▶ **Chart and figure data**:
..............................

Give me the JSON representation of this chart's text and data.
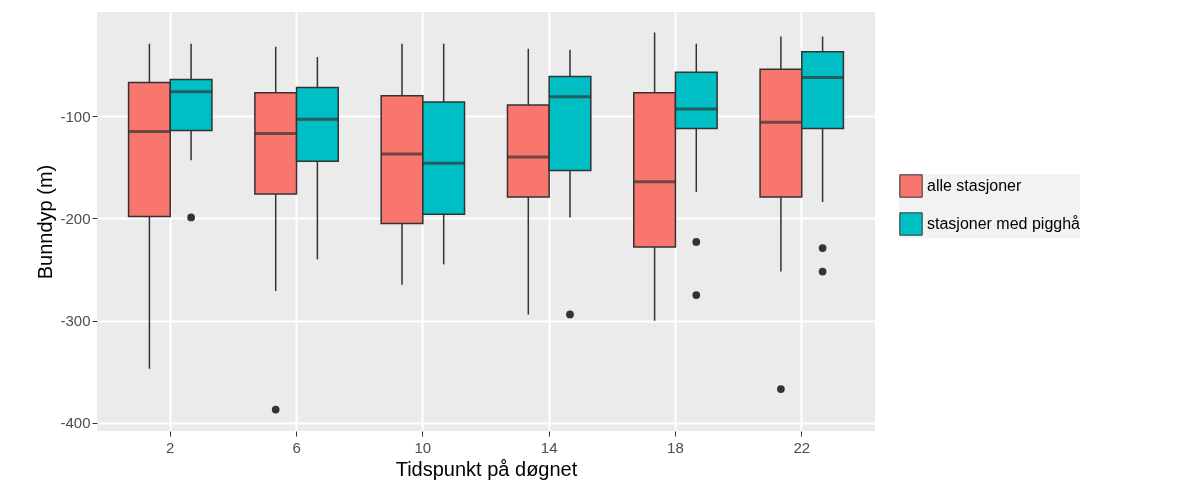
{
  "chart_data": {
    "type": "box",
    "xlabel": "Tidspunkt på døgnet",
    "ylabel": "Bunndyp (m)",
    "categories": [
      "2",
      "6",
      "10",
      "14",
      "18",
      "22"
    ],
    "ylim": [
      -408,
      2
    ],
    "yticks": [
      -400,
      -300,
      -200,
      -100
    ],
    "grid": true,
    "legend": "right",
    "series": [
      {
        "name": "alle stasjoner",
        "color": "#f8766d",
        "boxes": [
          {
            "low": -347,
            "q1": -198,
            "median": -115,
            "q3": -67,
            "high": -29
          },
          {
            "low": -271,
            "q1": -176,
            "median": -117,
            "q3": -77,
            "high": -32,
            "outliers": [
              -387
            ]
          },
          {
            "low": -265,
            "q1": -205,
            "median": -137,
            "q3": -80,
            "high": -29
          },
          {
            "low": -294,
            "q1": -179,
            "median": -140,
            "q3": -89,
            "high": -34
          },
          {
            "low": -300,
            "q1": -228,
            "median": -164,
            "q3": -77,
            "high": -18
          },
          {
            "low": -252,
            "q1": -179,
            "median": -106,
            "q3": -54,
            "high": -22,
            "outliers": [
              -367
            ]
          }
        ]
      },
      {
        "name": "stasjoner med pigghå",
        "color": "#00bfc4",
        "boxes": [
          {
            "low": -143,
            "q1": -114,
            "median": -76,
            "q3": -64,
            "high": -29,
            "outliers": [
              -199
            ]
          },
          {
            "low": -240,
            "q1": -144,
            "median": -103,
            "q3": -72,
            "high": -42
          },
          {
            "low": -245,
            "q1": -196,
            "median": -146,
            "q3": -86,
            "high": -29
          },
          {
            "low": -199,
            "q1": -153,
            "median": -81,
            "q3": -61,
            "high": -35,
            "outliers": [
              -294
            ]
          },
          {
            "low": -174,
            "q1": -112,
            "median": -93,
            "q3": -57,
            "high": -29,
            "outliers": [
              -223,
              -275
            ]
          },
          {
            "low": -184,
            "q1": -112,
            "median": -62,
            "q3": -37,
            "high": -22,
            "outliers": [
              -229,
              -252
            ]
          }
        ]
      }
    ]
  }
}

..............................

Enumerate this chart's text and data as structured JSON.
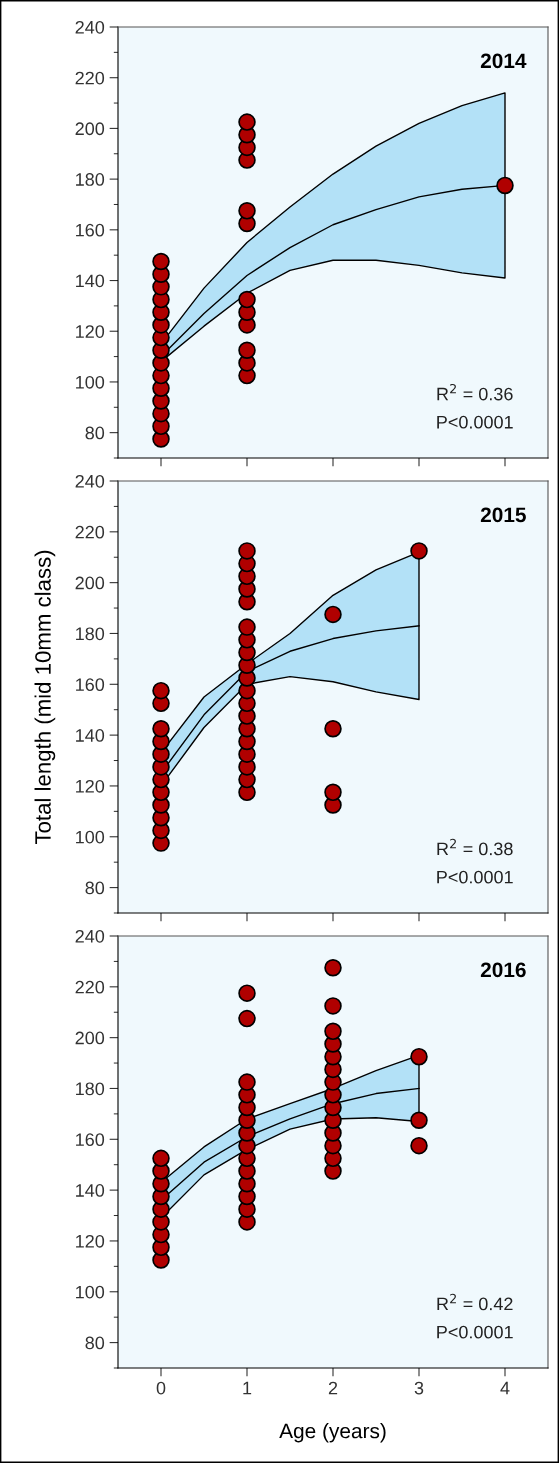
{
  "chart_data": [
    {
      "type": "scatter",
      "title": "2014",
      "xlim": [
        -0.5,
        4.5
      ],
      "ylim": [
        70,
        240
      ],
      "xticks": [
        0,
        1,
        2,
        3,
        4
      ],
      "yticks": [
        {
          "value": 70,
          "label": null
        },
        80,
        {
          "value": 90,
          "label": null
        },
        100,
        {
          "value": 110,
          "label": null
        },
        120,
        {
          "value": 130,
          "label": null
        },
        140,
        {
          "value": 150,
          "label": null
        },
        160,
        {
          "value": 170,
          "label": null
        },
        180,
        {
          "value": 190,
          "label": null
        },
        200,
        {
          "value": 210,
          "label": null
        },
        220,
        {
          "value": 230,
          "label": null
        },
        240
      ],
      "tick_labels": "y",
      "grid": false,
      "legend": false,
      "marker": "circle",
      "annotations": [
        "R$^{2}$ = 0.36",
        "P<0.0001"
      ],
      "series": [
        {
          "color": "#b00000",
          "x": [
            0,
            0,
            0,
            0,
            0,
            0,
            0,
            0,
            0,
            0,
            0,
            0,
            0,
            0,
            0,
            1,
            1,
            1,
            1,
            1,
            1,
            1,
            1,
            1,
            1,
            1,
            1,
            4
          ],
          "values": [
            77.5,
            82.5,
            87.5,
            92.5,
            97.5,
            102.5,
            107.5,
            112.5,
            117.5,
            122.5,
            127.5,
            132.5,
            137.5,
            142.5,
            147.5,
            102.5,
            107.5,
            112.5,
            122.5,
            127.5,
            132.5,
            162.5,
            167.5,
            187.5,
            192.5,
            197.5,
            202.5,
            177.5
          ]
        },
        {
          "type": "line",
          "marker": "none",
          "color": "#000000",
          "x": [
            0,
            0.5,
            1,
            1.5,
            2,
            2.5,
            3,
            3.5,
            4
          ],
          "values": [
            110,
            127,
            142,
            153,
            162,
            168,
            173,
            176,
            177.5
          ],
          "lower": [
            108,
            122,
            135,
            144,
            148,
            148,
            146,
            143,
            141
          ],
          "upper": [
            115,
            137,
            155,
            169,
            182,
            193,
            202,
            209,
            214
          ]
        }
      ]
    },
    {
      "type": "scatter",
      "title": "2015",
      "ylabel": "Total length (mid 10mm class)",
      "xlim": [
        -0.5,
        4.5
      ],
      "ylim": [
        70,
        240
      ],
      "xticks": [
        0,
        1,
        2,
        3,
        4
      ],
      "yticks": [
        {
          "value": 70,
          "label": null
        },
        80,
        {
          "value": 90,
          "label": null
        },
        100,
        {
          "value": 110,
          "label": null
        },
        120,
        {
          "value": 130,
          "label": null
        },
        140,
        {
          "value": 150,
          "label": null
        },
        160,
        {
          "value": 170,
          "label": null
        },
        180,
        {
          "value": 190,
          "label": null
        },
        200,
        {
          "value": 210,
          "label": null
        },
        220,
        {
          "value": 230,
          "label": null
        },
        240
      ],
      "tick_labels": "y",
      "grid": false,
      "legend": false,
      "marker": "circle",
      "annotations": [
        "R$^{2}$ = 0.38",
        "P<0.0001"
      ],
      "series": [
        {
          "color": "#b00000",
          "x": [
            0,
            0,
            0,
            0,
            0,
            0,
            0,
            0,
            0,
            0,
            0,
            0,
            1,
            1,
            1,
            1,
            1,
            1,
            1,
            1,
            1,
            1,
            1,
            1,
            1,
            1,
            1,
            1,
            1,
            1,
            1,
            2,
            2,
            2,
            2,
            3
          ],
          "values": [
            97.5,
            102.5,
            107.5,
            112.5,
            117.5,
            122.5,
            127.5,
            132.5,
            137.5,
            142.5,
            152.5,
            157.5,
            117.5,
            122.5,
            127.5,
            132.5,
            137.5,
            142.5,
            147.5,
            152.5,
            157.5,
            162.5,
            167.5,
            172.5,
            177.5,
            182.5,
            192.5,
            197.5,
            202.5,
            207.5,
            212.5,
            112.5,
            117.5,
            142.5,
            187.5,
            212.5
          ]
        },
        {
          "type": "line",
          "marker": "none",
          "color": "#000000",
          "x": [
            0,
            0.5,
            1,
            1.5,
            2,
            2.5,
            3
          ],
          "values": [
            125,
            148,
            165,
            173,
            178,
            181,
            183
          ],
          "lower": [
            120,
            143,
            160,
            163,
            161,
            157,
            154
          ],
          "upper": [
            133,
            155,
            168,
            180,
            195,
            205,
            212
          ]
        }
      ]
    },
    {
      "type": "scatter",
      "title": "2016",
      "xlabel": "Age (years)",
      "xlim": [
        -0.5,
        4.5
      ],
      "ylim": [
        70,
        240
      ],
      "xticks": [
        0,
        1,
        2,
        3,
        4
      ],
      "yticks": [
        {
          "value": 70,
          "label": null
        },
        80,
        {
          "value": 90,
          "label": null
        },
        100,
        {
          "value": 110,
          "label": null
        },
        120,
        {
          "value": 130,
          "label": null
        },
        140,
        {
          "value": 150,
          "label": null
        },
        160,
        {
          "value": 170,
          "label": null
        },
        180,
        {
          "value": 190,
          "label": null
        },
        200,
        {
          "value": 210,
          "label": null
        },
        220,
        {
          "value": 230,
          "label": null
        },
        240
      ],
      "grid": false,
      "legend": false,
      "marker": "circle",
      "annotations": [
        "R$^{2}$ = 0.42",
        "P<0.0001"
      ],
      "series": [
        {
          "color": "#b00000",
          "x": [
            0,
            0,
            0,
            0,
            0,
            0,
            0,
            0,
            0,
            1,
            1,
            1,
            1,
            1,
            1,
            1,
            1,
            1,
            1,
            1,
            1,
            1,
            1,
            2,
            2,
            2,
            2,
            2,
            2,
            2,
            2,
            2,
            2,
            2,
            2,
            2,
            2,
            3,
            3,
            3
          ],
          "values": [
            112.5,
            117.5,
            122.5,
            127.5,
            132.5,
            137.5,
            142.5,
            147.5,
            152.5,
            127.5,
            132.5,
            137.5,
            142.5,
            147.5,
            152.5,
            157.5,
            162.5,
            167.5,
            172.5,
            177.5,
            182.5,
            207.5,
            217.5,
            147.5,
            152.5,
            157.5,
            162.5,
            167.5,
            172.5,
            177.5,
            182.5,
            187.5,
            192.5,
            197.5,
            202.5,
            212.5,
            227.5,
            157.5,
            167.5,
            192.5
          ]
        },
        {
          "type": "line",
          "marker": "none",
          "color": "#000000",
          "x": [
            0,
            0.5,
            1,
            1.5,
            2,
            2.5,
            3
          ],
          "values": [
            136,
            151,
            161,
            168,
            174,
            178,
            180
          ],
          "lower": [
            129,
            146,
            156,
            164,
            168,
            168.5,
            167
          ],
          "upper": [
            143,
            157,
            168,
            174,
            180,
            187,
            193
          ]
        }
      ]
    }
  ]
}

..............................

▶ **Aim of the exercise**: Lines that include the word "median" are to be extracted from the data above.

▶ **Task output**:
            "median": -115,
            "median": -117,
            "median": -137,
            "median": -140,
            "median": -164,
            "median": -106,
            "median": -76,
            "median": -103,
            "median": -146,
            "median": -81,
            "median": -93,
            "median": -62,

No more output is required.